▸ **YOUR INSTRUCTIONS**: Transcribe everything from "For folks in" down to "in April 2016." in the article on the Montbello FreshLo Hub, preserving its wording and punctuation.
─── TEXT UNDER STUDY
Montbello’s FreshLo Hub may get a final boost in funding from HOST

The Safety, Housing, Education & Homelessness Committee approved a $3,300,000 loan agreement between HOST and Montbello Organizing Committee for the project. Now, it heads to council.
4 min. read
A concept design for the Hub in Montbello. (Courtesy of Montbello Organizing Committee)
Esteban Hernandez

A community-driven project in Montbello focused on affordable housing and access to fresh food may be receiving additional funding from the Department of Housing and Stability.

On Wednesday, the Safety, Housing, Education & Homelessness Committee approved a $3.3 million loan agreement between HOST and Montbello Organizing Committee for their Montbello FreshLo Hub, a project that's been in the works since 2018. MOC is a neighborhood group that focuses on food justice, housing and community wealth building.

"We have stayed the course since day one," said Donna Garnett, the executive director of MOC. "There's too much riding on it. The community has really invested their hearts and their passion and their deep commitment to this community...We had a tiny gap in funding and this will help close the gap."

In 2014, Montbello's only full-size grocery store, Safeway, left the neighborhood, leaving a hole in food access and turning the neighborhood into a food desert.

According to city data from May 2021, Montbello residents have the option to shop at 7-Eleven or the Family Dollar on Peoria Street and East 47th Avenue -- that's pretty much it. There is a Walmart on Chambers Road and Gateway Avenue that's technically considered Montbello, but it's located on the outskirts of the neighborhood, closer to Green Valley Ranch.

Source: Denver Open Data

"There are new grocery stores opening up, but they're in Green Valley Ranch. They're by the aerotropolis. They're in (Central Park). They're not in Montbello," Garnett previously said.

The absence "galvanized the community to come together and demand access to a full service grocery store and or a community-based market," Councilmember Stacie Gilmore said during the committee meeting. That vision turned into the FreshLo Hub.

For folks in the northeast neighborhood, the development will be a massive one-stop shop featuring housing, retail stores, a cultural hub and a much-needed grocery store. It'll take up the 1.39-acre lot at 12300 East Albrook Dr., which was purchased by the MOC for $600,000 in February 2020. The site used to be the Montbello Park-n-Ride, which closed in April 2016.

The Hub is a two-phase project. Housing comes first and then a food retailer. Total project costs were initially estimated at $55 million, but with the pandemic increasing costs for supplies, the new budget is around $70 million.

The housing phase is fully funded now, but the project is still shy $10 million for the retail side of things.

This parking lot will someday become the Montbello FreshLo Hub. March 19, 2022.
──────
─── DATA SHOWN
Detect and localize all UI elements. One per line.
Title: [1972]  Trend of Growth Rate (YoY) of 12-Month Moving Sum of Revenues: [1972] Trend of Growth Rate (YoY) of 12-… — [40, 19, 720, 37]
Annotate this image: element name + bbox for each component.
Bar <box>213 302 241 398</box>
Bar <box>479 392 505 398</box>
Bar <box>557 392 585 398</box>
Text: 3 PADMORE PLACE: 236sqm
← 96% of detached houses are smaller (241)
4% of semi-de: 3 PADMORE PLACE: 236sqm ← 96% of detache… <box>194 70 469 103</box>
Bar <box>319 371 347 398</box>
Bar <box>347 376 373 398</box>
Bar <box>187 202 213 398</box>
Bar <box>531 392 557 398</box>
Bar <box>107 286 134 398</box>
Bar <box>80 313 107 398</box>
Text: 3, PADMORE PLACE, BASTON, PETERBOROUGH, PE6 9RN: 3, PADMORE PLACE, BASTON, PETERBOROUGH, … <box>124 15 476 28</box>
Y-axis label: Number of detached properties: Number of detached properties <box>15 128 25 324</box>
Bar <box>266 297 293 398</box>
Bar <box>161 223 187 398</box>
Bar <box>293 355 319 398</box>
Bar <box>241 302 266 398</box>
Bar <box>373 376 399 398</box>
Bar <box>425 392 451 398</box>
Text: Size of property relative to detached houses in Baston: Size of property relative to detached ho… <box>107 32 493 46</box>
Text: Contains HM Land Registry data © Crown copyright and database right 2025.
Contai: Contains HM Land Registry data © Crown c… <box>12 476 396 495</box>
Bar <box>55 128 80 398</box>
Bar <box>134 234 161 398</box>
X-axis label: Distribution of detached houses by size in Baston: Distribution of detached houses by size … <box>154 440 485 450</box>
──────
▸ **ANSWER TO THIS EXERCISE**:
For folks in the northeast neighborhood, the development will be a massive one-stop shop featuring housing, retail stores, a cultural hub and a much-needed grocery store. It'll take up the 1.39-acre lot at 12300 East Albrook Dr., which was purchased by the MOC for $600,000 in February 2020. The site used to be the Montbello Park-n-Ride, which closed in April 2016.